-- Your task --
Beginning with the line where "Give me the JSON data" appears, repeat every remaining line of the entries exactly, the last line included.
-- Start of Material provided --
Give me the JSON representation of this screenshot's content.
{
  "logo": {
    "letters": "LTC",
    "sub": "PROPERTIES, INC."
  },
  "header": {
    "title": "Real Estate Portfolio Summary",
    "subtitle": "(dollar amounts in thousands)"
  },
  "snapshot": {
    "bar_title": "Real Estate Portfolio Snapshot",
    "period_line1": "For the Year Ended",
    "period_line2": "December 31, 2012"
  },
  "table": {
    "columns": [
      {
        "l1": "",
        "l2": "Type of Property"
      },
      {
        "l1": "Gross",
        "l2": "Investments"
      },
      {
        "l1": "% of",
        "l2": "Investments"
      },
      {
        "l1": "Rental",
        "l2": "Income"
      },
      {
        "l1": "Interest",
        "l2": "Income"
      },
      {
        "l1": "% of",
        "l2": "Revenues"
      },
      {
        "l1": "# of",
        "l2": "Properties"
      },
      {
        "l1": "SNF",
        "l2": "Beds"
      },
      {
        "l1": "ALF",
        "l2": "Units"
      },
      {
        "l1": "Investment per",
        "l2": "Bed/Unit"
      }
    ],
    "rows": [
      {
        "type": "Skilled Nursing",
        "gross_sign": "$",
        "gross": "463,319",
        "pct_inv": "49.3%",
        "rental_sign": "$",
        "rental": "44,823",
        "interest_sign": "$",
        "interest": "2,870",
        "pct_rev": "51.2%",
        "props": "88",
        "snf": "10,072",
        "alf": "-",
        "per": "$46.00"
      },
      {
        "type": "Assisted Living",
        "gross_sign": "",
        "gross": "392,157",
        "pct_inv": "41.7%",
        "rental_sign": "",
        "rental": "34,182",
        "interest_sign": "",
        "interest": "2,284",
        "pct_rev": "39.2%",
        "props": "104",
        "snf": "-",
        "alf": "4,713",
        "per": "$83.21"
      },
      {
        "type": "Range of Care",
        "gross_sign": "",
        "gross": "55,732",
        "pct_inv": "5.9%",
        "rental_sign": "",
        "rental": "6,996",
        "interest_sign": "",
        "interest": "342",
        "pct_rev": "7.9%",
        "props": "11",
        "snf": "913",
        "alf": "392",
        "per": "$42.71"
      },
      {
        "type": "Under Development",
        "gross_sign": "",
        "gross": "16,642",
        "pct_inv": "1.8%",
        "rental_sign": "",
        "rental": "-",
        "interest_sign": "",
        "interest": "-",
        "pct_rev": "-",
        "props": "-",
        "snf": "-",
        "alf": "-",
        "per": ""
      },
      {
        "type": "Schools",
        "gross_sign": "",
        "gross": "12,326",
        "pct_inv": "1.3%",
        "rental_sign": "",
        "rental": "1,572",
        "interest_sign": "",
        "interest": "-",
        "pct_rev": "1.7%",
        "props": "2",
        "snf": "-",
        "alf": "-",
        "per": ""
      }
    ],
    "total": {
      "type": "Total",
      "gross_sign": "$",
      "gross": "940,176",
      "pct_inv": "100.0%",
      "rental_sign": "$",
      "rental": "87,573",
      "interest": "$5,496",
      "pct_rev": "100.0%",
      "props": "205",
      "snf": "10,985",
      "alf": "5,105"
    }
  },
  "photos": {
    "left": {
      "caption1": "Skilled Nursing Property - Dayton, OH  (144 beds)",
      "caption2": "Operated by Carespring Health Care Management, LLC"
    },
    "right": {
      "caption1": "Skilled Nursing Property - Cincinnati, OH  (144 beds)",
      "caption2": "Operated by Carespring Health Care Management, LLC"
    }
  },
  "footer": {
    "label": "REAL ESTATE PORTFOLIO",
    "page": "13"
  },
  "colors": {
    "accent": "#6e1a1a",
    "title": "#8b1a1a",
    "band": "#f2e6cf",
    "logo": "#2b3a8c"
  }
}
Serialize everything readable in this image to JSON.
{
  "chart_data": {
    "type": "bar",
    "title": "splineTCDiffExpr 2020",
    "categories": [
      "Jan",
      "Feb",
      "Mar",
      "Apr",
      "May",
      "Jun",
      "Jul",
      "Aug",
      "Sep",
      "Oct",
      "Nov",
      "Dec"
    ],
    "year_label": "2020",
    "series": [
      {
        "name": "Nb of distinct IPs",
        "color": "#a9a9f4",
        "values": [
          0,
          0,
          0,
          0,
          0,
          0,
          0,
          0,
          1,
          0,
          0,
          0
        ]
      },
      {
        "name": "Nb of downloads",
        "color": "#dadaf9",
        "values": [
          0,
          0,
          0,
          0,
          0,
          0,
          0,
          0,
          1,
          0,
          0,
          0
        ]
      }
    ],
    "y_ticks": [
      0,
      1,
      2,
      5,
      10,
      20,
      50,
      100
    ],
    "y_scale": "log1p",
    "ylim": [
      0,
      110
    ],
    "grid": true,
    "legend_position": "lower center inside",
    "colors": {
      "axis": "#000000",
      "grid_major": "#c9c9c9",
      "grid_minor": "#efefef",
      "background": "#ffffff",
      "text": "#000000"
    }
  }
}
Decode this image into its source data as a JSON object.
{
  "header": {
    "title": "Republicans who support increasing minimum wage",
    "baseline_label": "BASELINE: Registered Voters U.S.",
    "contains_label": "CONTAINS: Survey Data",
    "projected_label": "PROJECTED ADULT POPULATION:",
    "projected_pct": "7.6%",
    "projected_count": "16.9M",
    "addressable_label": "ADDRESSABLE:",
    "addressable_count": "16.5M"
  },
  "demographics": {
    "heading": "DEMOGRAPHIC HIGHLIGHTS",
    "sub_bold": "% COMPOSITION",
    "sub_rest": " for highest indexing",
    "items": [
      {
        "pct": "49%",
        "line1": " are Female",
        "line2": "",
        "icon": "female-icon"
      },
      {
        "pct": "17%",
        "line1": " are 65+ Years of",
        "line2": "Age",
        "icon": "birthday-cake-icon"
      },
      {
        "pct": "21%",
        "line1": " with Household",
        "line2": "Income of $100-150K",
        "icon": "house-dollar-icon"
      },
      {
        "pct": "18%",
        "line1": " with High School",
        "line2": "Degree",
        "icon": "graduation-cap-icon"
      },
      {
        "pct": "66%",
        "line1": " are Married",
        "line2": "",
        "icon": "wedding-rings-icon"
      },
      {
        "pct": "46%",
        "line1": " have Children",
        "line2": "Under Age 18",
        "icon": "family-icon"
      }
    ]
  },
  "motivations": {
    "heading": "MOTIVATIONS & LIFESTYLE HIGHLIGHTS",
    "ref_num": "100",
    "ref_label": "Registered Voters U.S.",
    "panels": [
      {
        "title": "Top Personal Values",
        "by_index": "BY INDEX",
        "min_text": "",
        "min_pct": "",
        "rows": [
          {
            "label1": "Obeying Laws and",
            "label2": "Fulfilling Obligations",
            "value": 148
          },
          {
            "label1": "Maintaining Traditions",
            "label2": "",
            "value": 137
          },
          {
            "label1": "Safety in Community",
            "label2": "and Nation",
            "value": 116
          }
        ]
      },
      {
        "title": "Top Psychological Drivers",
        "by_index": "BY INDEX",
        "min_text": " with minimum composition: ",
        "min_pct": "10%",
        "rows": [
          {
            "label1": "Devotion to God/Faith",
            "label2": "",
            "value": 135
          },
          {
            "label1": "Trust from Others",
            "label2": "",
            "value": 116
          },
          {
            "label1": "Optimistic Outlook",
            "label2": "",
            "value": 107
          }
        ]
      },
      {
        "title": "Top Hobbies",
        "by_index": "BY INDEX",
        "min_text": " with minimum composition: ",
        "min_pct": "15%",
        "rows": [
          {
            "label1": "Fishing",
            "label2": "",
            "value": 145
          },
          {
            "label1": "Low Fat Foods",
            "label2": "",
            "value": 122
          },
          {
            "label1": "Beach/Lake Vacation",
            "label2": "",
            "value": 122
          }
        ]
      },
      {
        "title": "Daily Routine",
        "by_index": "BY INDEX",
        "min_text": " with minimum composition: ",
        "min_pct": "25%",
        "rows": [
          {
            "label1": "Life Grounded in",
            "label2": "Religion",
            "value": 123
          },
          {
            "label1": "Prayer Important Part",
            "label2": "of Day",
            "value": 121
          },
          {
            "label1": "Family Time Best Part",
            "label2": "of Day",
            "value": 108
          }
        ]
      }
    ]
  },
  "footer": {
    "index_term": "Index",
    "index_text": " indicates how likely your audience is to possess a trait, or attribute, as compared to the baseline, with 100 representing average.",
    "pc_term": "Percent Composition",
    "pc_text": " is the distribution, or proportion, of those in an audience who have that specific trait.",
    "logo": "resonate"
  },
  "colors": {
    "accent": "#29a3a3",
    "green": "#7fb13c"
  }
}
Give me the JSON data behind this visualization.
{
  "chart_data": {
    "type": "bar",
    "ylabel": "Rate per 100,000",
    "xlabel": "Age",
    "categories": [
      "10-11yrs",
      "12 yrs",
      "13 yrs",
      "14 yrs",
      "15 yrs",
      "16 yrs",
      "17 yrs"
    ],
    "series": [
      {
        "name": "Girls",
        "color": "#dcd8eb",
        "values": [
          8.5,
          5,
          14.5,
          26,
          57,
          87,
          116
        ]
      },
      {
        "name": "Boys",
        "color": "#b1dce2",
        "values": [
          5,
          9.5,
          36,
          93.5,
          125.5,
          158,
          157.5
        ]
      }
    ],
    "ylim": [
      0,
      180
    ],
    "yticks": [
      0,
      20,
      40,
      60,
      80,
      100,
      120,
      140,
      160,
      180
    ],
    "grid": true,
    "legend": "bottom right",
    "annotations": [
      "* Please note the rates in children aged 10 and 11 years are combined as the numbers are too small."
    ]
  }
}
-- End of Material provided --
-- Exercise solution --
Give me the JSON data behind this visualization.
{
  "chart_data": {
    "type": "bar",
    "ylabel": "Rate per 100,000",
    "xlabel": "Age",
    "categories": [
      "10-11yrs",
      "12 yrs",
      "13 yrs",
      "14 yrs",
      "15 yrs",
      "16 yrs",
      "17 yrs"
    ],
    "series": [
      {
        "name": "Girls",
        "color": "#dcd8eb",
        "values": [
          8.5,
          5,
          14.5,
          26,
          57,
          87,
          116
        ]
      },
      {
        "name": "Boys",
        "color": "#b1dce2",
        "values": [
          5,
          9.5,
          36,
          93.5,
          125.5,
          158,
          157.5
        ]
      }
    ],
    "ylim": [
      0,
      180
    ],
    "yticks": [
      0,
      20,
      40,
      60,
      80,
      100,
      120,
      140,
      160,
      180
    ],
    "grid": true,
    "legend": "bottom right",
    "annotations": [
      "* Please note the rates in children aged 10 and 11 years are combined as the numbers are too small."
    ]
  }
}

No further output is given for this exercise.